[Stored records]

* * * * * * * * *

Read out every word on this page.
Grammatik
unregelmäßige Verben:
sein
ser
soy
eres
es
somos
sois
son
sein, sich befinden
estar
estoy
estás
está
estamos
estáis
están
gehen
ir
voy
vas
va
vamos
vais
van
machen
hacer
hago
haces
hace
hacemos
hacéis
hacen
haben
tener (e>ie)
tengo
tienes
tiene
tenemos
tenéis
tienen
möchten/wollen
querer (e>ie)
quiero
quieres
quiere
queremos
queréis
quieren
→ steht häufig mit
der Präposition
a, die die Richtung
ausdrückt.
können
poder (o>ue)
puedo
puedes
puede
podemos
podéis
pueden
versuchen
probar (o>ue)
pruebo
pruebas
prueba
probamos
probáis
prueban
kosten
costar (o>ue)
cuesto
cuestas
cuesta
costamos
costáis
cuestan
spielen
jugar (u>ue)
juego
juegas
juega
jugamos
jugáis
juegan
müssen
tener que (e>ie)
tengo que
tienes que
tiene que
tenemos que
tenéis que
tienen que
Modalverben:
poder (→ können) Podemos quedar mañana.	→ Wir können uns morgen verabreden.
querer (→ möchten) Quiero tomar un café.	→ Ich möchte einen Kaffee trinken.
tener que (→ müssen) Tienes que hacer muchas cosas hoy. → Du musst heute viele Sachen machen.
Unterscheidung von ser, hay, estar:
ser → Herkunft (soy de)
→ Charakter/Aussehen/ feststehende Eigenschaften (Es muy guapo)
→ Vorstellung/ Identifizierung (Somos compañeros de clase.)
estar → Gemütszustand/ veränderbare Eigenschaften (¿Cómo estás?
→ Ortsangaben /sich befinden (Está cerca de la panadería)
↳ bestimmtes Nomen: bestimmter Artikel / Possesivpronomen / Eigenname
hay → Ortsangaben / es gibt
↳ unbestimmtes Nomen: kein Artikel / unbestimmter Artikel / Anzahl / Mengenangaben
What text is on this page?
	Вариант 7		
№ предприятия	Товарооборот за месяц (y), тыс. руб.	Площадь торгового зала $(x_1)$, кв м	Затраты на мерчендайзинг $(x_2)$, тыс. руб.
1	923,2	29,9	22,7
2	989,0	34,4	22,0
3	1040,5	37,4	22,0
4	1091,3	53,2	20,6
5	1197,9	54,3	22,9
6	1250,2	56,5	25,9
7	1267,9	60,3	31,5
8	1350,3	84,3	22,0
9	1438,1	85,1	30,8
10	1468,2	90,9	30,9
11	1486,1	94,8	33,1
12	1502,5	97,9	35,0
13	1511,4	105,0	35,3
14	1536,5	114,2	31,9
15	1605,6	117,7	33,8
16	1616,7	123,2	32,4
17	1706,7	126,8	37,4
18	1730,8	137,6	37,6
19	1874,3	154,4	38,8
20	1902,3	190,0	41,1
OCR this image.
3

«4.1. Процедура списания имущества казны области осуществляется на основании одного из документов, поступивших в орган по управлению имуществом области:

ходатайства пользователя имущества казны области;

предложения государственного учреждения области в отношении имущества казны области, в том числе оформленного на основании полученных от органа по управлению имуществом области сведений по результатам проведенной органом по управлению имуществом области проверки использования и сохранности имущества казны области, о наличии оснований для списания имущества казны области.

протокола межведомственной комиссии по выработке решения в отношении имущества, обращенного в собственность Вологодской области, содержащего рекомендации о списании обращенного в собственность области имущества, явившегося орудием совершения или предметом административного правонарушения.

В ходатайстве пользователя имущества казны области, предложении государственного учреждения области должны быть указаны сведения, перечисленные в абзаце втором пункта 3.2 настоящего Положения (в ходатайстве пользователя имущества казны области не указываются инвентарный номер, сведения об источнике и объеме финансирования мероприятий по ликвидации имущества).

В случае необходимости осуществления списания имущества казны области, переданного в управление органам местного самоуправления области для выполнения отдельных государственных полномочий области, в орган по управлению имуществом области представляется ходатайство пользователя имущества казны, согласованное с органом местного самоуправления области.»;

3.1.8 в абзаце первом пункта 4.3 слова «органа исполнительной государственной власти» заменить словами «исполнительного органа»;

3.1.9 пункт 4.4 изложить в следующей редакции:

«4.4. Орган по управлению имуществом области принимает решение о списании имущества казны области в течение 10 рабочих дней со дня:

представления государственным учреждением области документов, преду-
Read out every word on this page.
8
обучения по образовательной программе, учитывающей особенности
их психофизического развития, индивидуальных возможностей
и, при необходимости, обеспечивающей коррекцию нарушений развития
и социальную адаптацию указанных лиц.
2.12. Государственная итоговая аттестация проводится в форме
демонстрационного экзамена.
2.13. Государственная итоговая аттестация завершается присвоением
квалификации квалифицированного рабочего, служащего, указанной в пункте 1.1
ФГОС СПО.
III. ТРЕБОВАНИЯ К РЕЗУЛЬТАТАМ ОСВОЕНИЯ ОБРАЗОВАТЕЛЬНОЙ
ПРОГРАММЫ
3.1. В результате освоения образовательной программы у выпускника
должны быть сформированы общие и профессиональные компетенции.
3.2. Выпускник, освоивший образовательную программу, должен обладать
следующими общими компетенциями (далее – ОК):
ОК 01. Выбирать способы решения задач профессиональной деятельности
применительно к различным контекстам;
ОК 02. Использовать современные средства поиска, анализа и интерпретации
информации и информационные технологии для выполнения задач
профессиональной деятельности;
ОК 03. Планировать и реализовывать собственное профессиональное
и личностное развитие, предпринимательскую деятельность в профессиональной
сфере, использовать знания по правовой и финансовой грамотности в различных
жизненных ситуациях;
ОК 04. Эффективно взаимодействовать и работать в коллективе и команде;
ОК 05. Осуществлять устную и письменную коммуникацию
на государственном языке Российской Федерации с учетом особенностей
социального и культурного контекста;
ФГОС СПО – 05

* * * * * * * * *

◆ **Direction**
Copy every line above that holds the word "Artikel".

◆ **Written response**
↳ bestimmtes Nomen: bestimmter Artikel / Possesivpronomen / Eigenname
↳ unbestimmtes Nomen: kein Artikel / unbestimmter Artikel / Anzahl / Mengenangaben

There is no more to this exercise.